# WHAT IS BEING ASKED:
Copy out all lines in the data below containing the string "труда".

# DATASET ENTRIES:
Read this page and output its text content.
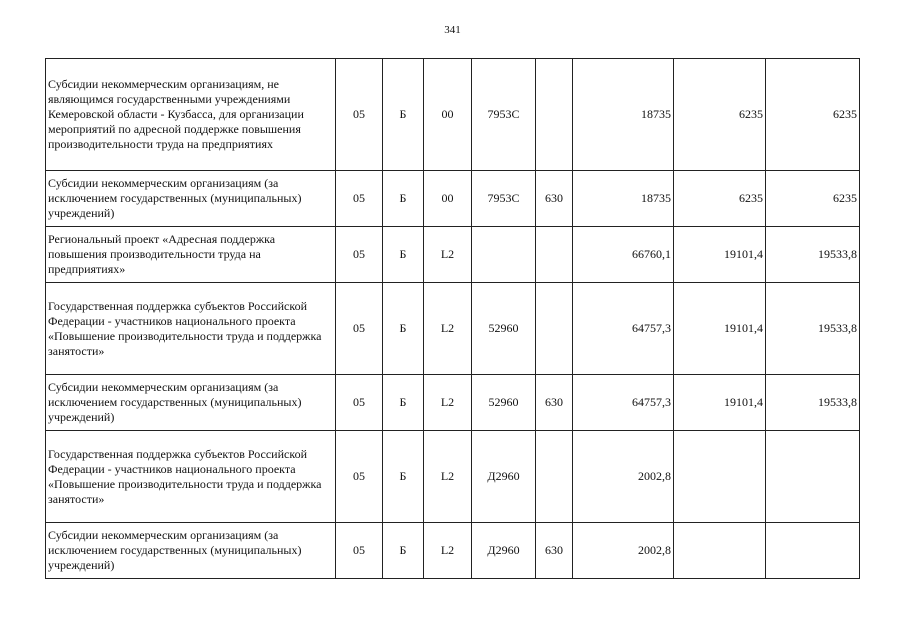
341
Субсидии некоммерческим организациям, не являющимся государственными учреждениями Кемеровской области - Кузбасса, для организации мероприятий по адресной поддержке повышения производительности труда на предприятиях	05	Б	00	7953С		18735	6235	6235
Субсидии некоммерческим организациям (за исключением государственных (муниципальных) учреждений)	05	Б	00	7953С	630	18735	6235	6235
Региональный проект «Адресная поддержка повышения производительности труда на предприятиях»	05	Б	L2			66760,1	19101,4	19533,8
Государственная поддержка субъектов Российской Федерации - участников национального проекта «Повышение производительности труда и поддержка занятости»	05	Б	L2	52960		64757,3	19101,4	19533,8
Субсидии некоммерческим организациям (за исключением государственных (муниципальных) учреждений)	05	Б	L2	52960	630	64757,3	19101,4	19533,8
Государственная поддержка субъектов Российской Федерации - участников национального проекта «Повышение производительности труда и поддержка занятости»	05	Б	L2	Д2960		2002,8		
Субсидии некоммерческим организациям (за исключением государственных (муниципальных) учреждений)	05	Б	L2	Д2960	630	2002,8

...

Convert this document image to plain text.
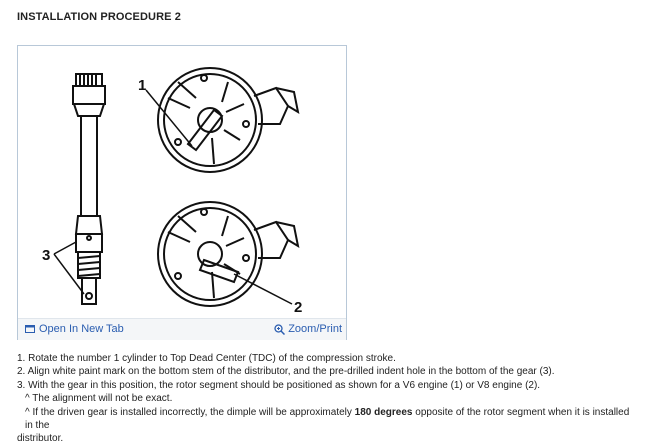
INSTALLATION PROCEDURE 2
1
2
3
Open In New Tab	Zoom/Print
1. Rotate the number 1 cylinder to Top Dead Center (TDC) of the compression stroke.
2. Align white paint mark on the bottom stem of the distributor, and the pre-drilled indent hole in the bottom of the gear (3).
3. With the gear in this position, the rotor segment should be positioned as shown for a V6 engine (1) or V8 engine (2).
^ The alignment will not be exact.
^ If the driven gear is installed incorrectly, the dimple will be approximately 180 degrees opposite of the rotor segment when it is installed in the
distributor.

# THE SOLUTION:
Субсидии некоммерческим организациям, не являющимся государственными учреждениями Кемеровской области - Кузбасса, для организации мероприятий по адресной поддержке повышения производительности труда на предприятиях	05	Б	00	7953С		18735	6235	6235
Региональный проект «Адресная поддержка повышения производительности труда на предприятиях»	05	Б	L2			66760,1	19101,4	19533,8
Государственная поддержка субъектов Российской Федерации - участников национального проекта «Повышение производительности труда и поддержка занятости»	05	Б	L2	52960		64757,3	19101,4	19533,8
Государственная поддержка субъектов Российской Федерации - участников национального проекта «Повышение производительности труда и поддержка занятости»	05	Б	L2	Д2960		2002,8		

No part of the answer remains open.